WORK TO BE COMPLETED >>
Copy out all the lines where "initiations" shows up.

# # # #

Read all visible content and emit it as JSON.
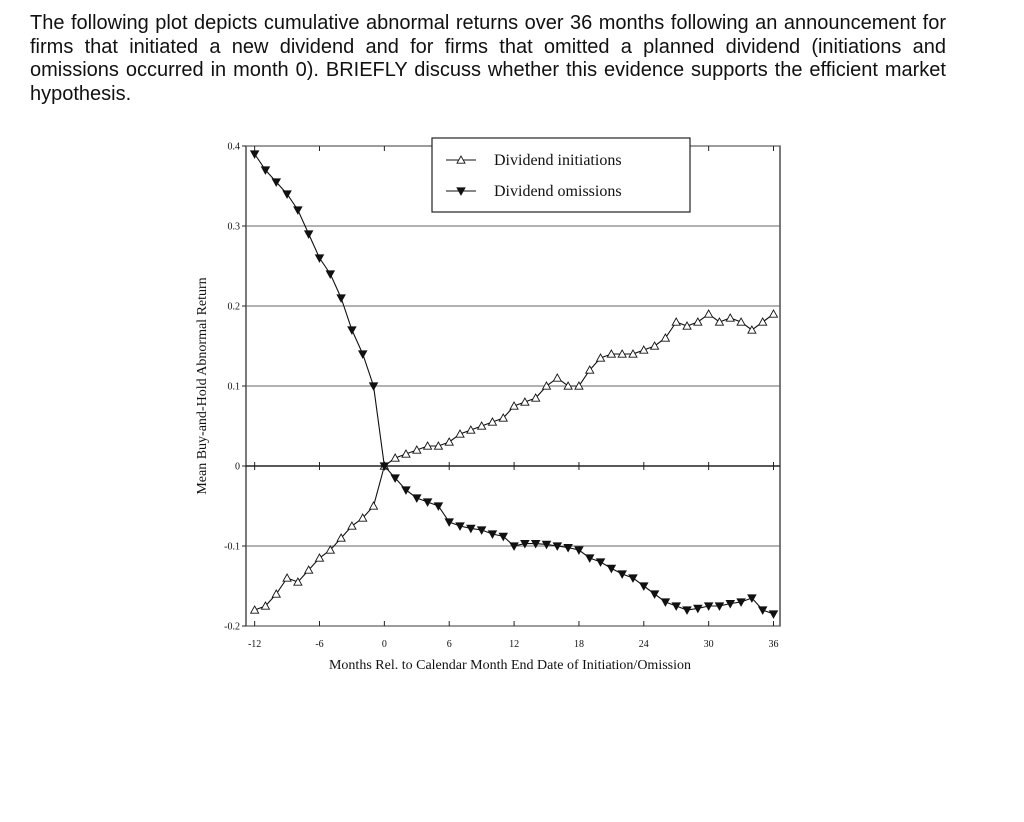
{
  "question": "The following plot depicts cumulative abnormal returns over 36 months following an announcement for firms that initiated a new dividend and for firms that omitted a planned dividend (initiations and omissions occurred in month 0).   BRIEFLY discuss whether this evidence supports the efficient market hypothesis.",
  "chart_data": {
    "type": "line",
    "x_label": "Months Rel. to Calendar Month End Date of Initiation/Omission",
    "y_label": "Mean Buy-and-Hold Abnormal Return",
    "x": [
      -12,
      -11,
      -10,
      -9,
      -8,
      -7,
      -6,
      -5,
      -4,
      -3,
      -2,
      -1,
      0,
      1,
      2,
      3,
      4,
      5,
      6,
      7,
      8,
      9,
      10,
      11,
      12,
      13,
      14,
      15,
      16,
      17,
      18,
      19,
      20,
      21,
      22,
      23,
      24,
      25,
      26,
      27,
      28,
      29,
      30,
      31,
      32,
      33,
      34,
      35,
      36
    ],
    "series": [
      {
        "name": "Dividend initiations",
        "color": "#111111",
        "marker": "triangle-up-open",
        "values": [
          -0.18,
          -0.175,
          -0.16,
          -0.14,
          -0.145,
          -0.13,
          -0.115,
          -0.105,
          -0.09,
          -0.075,
          -0.065,
          -0.05,
          0,
          0.01,
          0.015,
          0.02,
          0.025,
          0.025,
          0.03,
          0.04,
          0.045,
          0.05,
          0.055,
          0.06,
          0.075,
          0.08,
          0.085,
          0.1,
          0.11,
          0.1,
          0.1,
          0.12,
          0.135,
          0.14,
          0.14,
          0.14,
          0.145,
          0.15,
          0.16,
          0.18,
          0.175,
          0.18,
          0.19,
          0.18,
          0.185,
          0.18,
          0.17,
          0.18,
          0.19
        ]
      },
      {
        "name": "Dividend omissions",
        "color": "#111111",
        "marker": "triangle-down-filled",
        "values": [
          0.39,
          0.37,
          0.355,
          0.34,
          0.32,
          0.29,
          0.26,
          0.24,
          0.21,
          0.17,
          0.14,
          0.1,
          0,
          -0.015,
          -0.03,
          -0.04,
          -0.045,
          -0.05,
          -0.07,
          -0.075,
          -0.078,
          -0.08,
          -0.085,
          -0.088,
          -0.1,
          -0.097,
          -0.097,
          -0.098,
          -0.1,
          -0.102,
          -0.105,
          -0.115,
          -0.12,
          -0.128,
          -0.135,
          -0.14,
          -0.15,
          -0.16,
          -0.17,
          -0.175,
          -0.18,
          -0.178,
          -0.175,
          -0.175,
          -0.172,
          -0.17,
          -0.165,
          -0.18,
          -0.185
        ]
      }
    ],
    "xlim": [
      -12.8,
      36.6
    ],
    "ylim": [
      -0.2,
      0.4
    ],
    "xticks": [
      -12,
      -6,
      0,
      6,
      12,
      18,
      24,
      30,
      36
    ],
    "yticks": [
      -0.2,
      -0.1,
      0,
      0.1,
      0.2,
      0.3,
      0.4
    ],
    "grid": true,
    "legend": "upper right"
  }
}
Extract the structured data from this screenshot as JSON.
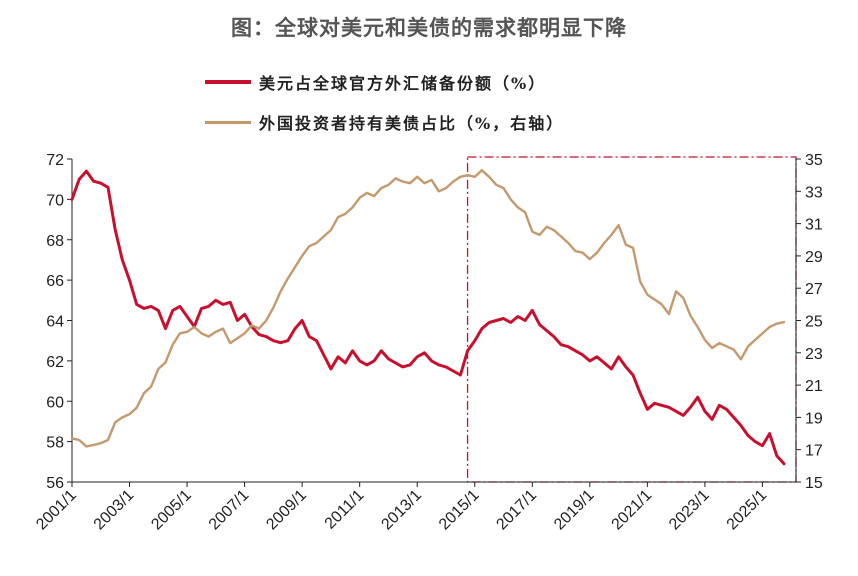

# # # #

RESPONSE BELOW >>
  "question": "The following plot depicts cumulative abnormal returns over 36 months following an announcement for firms that initiated a new dividend and for firms that omitted a planned dividend (initiations and omissions occurred in month 0).   BRIEFLY discuss whether this evidence supports the efficient market hypothesis.",
        "name": "Dividend initiations",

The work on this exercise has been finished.